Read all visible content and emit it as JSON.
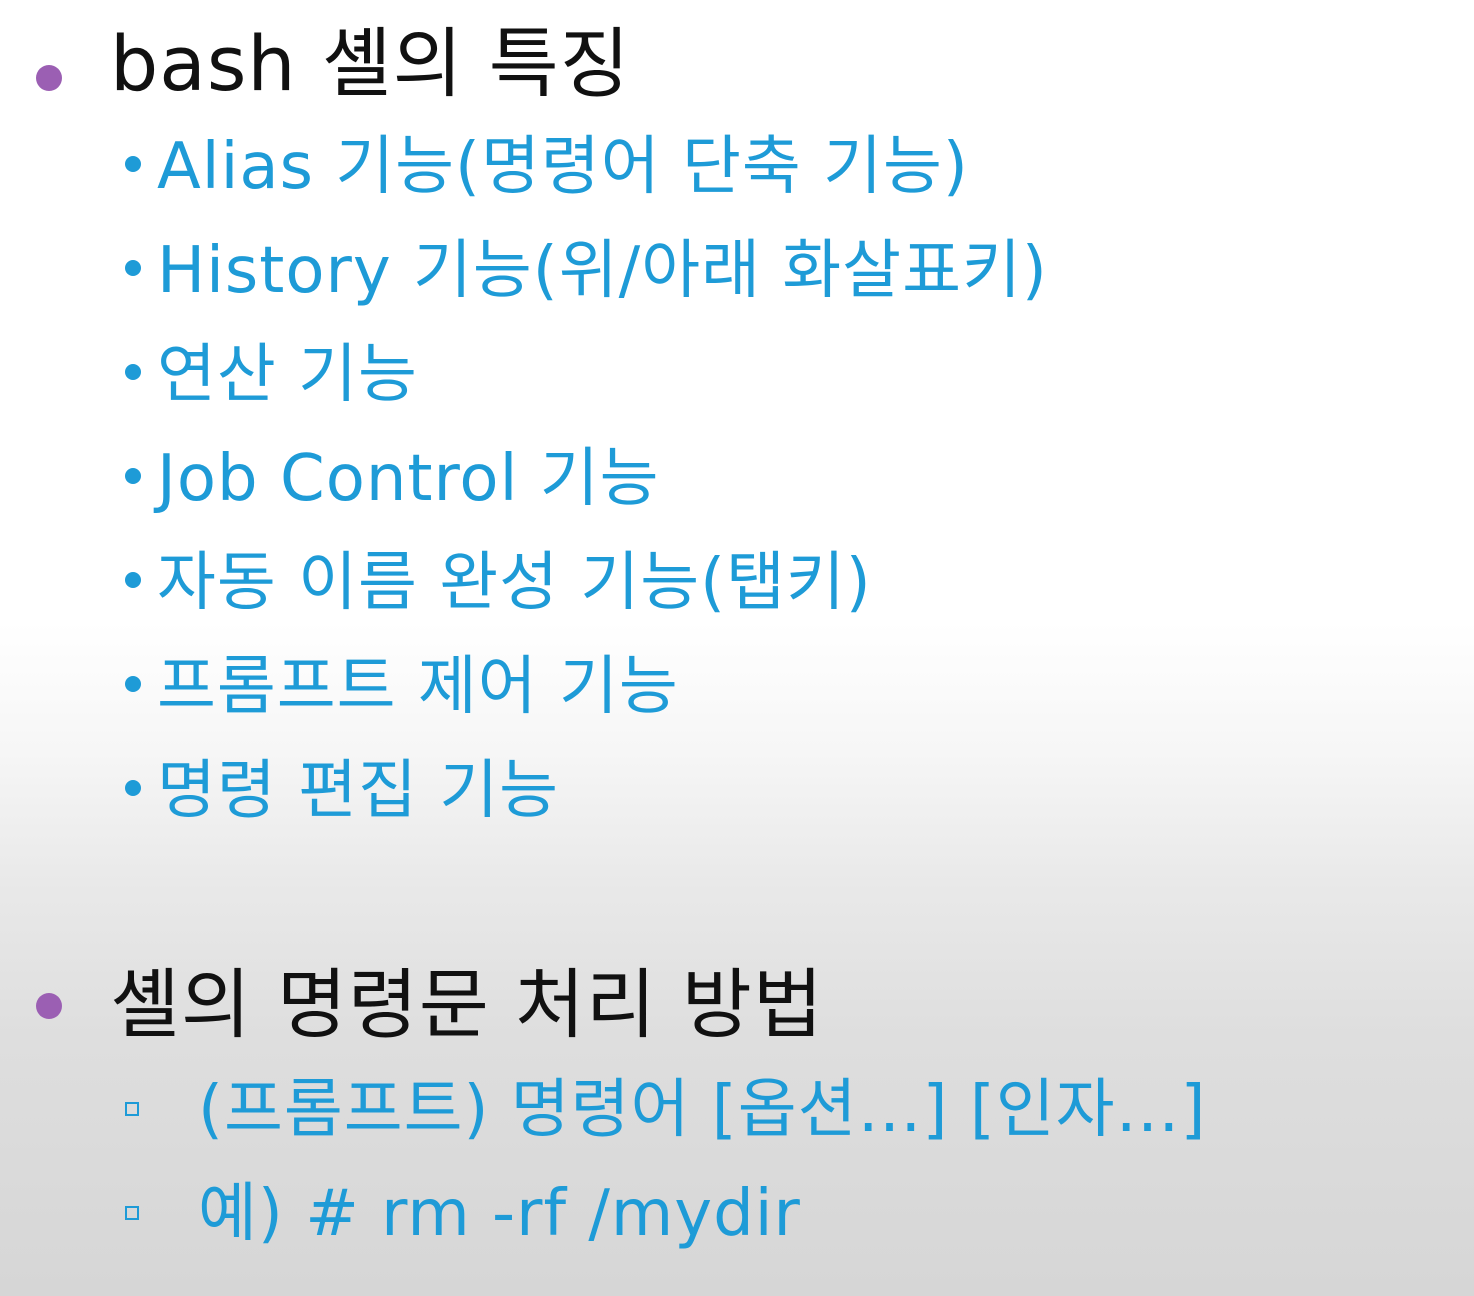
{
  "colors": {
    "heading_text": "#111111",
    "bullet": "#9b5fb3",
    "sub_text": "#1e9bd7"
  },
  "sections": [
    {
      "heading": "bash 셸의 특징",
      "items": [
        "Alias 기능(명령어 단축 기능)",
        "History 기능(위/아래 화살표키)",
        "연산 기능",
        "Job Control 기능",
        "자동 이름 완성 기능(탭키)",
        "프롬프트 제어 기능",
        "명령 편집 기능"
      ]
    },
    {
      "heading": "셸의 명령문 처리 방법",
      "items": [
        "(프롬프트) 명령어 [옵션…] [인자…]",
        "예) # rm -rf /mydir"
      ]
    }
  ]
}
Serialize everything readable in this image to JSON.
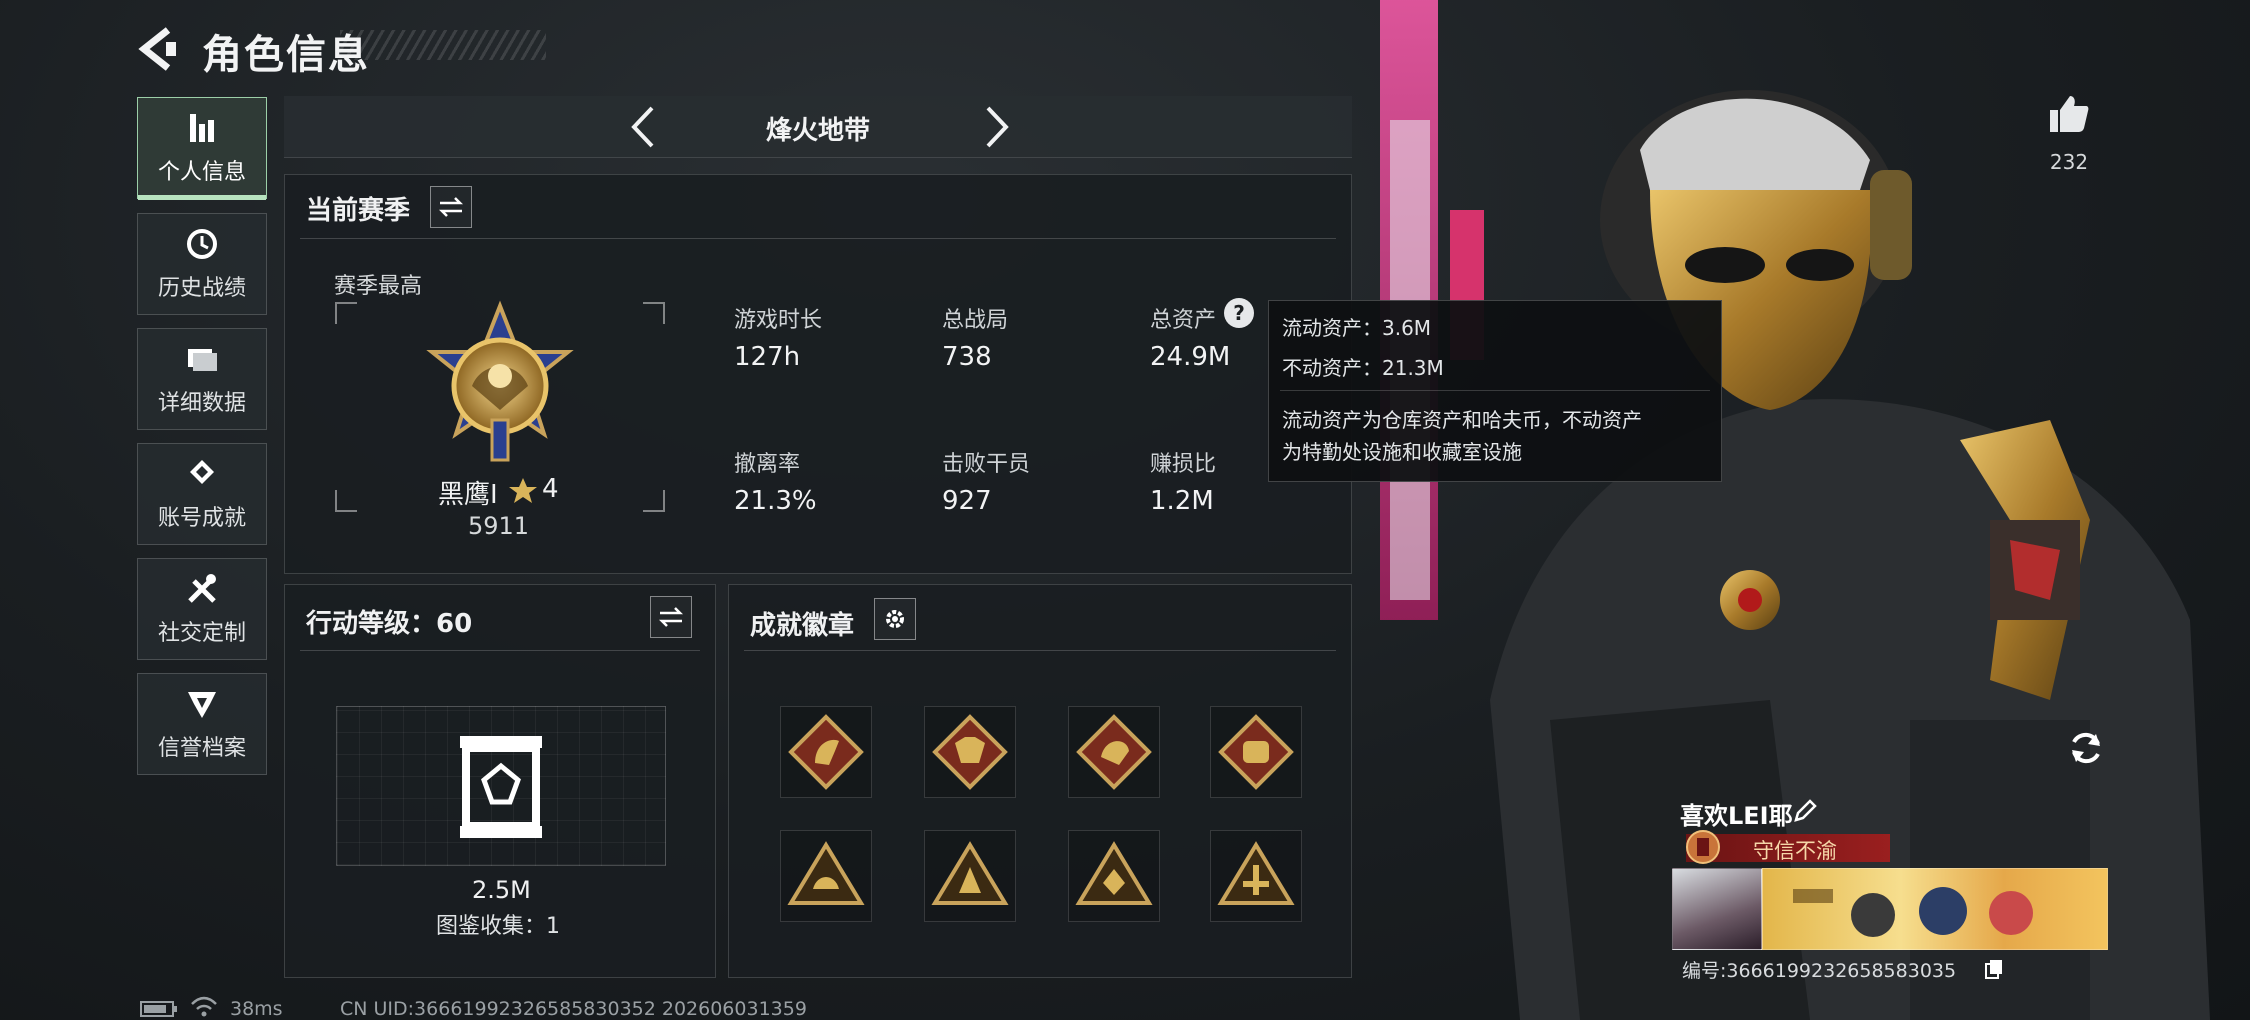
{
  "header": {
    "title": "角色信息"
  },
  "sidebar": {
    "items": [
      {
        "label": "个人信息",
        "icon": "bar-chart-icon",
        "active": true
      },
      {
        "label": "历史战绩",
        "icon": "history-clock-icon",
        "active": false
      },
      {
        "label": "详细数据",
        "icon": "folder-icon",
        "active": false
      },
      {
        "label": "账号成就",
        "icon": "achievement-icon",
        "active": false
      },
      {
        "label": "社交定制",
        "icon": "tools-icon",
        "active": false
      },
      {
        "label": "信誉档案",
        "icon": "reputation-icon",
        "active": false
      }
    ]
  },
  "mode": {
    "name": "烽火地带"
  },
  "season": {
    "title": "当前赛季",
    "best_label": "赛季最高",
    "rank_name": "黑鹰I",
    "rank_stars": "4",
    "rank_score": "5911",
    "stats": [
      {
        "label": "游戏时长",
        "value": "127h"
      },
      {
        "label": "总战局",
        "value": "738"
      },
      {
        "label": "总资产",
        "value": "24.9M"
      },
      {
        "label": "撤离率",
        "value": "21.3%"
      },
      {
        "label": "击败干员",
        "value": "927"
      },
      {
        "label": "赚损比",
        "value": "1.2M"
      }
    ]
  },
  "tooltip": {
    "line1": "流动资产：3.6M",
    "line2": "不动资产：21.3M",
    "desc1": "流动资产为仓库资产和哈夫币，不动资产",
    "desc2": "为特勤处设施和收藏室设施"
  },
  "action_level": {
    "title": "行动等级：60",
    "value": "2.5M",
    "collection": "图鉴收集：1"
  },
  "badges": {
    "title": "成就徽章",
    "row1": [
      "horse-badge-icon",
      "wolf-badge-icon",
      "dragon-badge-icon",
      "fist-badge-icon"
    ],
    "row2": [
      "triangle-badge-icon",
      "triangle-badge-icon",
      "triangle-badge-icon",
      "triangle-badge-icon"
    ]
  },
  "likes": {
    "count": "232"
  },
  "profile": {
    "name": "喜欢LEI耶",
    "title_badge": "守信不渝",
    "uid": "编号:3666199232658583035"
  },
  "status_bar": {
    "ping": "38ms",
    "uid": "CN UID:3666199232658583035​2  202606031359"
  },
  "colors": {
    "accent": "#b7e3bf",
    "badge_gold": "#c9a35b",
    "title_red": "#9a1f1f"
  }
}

+-------+

Job: Leave out the pictures and restate everything else word for word.

Solution:
Read all visible content and emit it as JSON.
{
  "colors": {
    "heading_text": "#111111",
    "bullet": "#9b5fb3",
    "sub_text": "#1e9bd7"
  },
  "sections": [
    {
      "heading": "bash 셸의 특징",
      "items": [
        "Alias 기능(명령어 단축 기능)",
        "History 기능(위/아래 화살표키)",
        "연산 기능",
        "Job Control 기능",
        "자동 이름 완성 기능(탭키)",
        "프롬프트 제어 기능",
        "명령 편집 기능"
      ]
    },
    {
      "heading": "셸의 명령문 처리 방법",
      "items": [
        "(프롬프트) 명령어 [옵션…] [인자…]",
        "예) # rm -rf /mydir"
      ]
    }
  ]
}
Serialize everything readable in this image to JSON.
{
  "header": {
    "title": "角色信息"
  },
  "sidebar": {
    "items": [
      {
        "label": "个人信息",
        "icon": "bar-chart-icon",
        "active": true
      },
      {
        "label": "历史战绩",
        "icon": "history-clock-icon",
        "active": false
      },
      {
        "label": "详细数据",
        "icon": "folder-icon",
        "active": false
      },
      {
        "label": "账号成就",
        "icon": "achievement-icon",
        "active": false
      },
      {
        "label": "社交定制",
        "icon": "tools-icon",
        "active": false
      },
      {
        "label": "信誉档案",
        "icon": "reputation-icon",
        "active": false
      }
    ]
  },
  "mode": {
    "name": "烽火地带"
  },
  "season": {
    "title": "当前赛季",
    "best_label": "赛季最高",
    "rank_name": "黑鹰I",
    "rank_stars": "4",
    "rank_score": "5911",
    "stats": [
      {
        "label": "游戏时长",
        "value": "127h"
      },
      {
        "label": "总战局",
        "value": "738"
      },
      {
        "label": "总资产",
        "value": "24.9M"
      },
      {
        "label": "撤离率",
        "value": "21.3%"
      },
      {
        "label": "击败干员",
        "value": "927"
      },
      {
        "label": "赚损比",
        "value": "1.2M"
      }
    ]
  },
  "tooltip": {
    "line1": "流动资产：3.6M",
    "line2": "不动资产：21.3M",
    "desc1": "流动资产为仓库资产和哈夫币，不动资产",
    "desc2": "为特勤处设施和收藏室设施"
  },
  "action_level": {
    "title": "行动等级：60",
    "value": "2.5M",
    "collection": "图鉴收集：1"
  },
  "badges": {
    "title": "成就徽章",
    "row1": [
      "horse-badge-icon",
      "wolf-badge-icon",
      "dragon-badge-icon",
      "fist-badge-icon"
    ],
    "row2": [
      "triangle-badge-icon",
      "triangle-badge-icon",
      "triangle-badge-icon",
      "triangle-badge-icon"
    ]
  },
  "likes": {
    "count": "232"
  },
  "profile": {
    "name": "喜欢LEI耶",
    "title_badge": "守信不渝",
    "uid": "编号:3666199232658583035"
  },
  "status_bar": {
    "ping": "38ms",
    "uid": "CN UID:3666199232658583035​2  202606031359"
  },
  "colors": {
    "accent": "#b7e3bf",
    "badge_gold": "#c9a35b",
    "title_red": "#9a1f1f"
  }
}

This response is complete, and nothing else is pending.